Write each line out exactly, leaving none out.

Records from a dataset
..............................

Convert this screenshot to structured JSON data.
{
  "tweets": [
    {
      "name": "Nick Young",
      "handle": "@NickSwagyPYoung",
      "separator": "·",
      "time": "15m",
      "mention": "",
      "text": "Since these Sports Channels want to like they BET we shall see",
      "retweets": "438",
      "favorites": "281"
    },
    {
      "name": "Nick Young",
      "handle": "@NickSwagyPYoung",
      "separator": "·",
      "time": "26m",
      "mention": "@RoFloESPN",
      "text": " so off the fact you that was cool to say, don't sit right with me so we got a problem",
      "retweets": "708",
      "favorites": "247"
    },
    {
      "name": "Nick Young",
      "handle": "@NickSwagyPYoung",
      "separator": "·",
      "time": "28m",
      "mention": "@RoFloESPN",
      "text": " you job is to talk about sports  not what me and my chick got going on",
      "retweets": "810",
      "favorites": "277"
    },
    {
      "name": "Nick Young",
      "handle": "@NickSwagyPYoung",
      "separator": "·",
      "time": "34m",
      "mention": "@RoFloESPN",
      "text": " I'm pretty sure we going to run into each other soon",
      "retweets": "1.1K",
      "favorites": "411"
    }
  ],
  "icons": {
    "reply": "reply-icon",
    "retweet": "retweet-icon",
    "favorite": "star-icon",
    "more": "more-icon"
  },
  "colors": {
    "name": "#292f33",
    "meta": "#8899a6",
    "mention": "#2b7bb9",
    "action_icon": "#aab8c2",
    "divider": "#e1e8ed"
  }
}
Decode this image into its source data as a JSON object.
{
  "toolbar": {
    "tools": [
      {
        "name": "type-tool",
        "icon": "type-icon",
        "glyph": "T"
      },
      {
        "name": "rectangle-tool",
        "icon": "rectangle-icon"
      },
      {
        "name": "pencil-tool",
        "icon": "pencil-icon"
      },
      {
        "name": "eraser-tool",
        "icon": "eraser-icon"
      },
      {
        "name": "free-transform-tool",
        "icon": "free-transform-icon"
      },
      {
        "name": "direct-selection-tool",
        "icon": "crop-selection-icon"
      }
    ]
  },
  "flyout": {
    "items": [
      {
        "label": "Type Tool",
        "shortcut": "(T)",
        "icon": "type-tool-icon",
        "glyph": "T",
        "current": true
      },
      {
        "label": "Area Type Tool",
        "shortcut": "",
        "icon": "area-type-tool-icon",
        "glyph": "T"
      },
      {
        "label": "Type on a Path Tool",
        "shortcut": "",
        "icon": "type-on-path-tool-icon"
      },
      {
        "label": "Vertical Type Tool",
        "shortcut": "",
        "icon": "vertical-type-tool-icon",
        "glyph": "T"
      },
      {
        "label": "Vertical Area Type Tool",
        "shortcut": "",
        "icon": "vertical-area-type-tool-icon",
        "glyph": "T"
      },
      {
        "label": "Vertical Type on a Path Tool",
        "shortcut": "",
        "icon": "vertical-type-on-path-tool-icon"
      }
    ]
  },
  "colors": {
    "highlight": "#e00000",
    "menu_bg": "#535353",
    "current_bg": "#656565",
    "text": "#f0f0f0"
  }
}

..............................

#### Expected answer:
Convert this screenshot to structured JSON data.
{
  "tweets": [
    {
      "name": "Nick Young",
      "handle": "@NickSwagyPYoung",
      "separator": "·",
      "time": "15m",
      "mention": "",
      "text": "Since these Sports Channels want to like they BET we shall see",
      "retweets": "438",
      "favorites": "281"
    },
    {
      "name": "Nick Young",
      "handle": "@NickSwagyPYoung",
      "separator": "·",
      "time": "26m",
      "mention": "@RoFloESPN",
      "text": " so off the fact you that was cool to say, don't sit right with me so we got a problem",
      "retweets": "708",
      "favorites": "247"
    },
    {
      "name": "Nick Young",
      "handle": "@NickSwagyPYoung",
      "separator": "·",
      "time": "28m",
      "mention": "@RoFloESPN",
      "text": " you job is to talk about sports  not what me and my chick got going on",
      "retweets": "810",
      "favorites": "277"
    },
    {
      "name": "Nick Young",
      "handle": "@NickSwagyPYoung",
      "separator": "·",
      "time": "34m",
      "mention": "@RoFloESPN",
      "text": " I'm pretty sure we going to run into each other soon",
      "retweets": "1.1K",
      "favorites": "411"
    }
  ],
  "icons": {
    "reply": "reply-icon",
    "retweet": "retweet-icon",
    "favorite": "star-icon",
    "more": "more-icon"
  },
  "colors": {
    "name": "#292f33",
    "meta": "#8899a6",
    "mention": "#2b7bb9",
    "action_icon": "#aab8c2",
    "divider": "#e1e8ed"
  }
}
Decode this image into its source data as a JSON object.
{
  "toolbar": {
    "tools": [
      {
        "name": "type-tool",
        "icon": "type-icon",
        "glyph": "T"
      },
      {
        "name": "rectangle-tool",
        "icon": "rectangle-icon"
      },
      {
        "name": "pencil-tool",
        "icon": "pencil-icon"
      },
      {
        "name": "eraser-tool",
        "icon": "eraser-icon"
      },
      {
        "name": "free-transform-tool",
        "icon": "free-transform-icon"
      },
      {
        "name": "direct-selection-tool",
        "icon": "crop-selection-icon"
      }
    ]
  },
  "flyout": {
    "items": [
      {
        "label": "Type Tool",
        "shortcut": "(T)",
        "icon": "type-tool-icon",
        "glyph": "T",
        "current": true
      },
      {
        "label": "Area Type Tool",
        "shortcut": "",
        "icon": "area-type-tool-icon",
        "glyph": "T"
      },
      {
        "label": "Type on a Path Tool",
        "shortcut": "",
        "icon": "type-on-path-tool-icon"
      },
      {
        "label": "Vertical Type Tool",
        "shortcut": "",
        "icon": "vertical-type-tool-icon",
        "glyph": "T"
      },
      {
        "label": "Vertical Area Type Tool",
        "shortcut": "",
        "icon": "vertical-area-type-tool-icon",
        "glyph": "T"
      },
      {
        "label": "Vertical Type on a Path Tool",
        "shortcut": "",
        "icon": "vertical-type-on-path-tool-icon"
      }
    ]
  },
  "colors": {
    "highlight": "#e00000",
    "menu_bg": "#535353",
    "current_bg": "#656565",
    "text": "#f0f0f0"
  }
}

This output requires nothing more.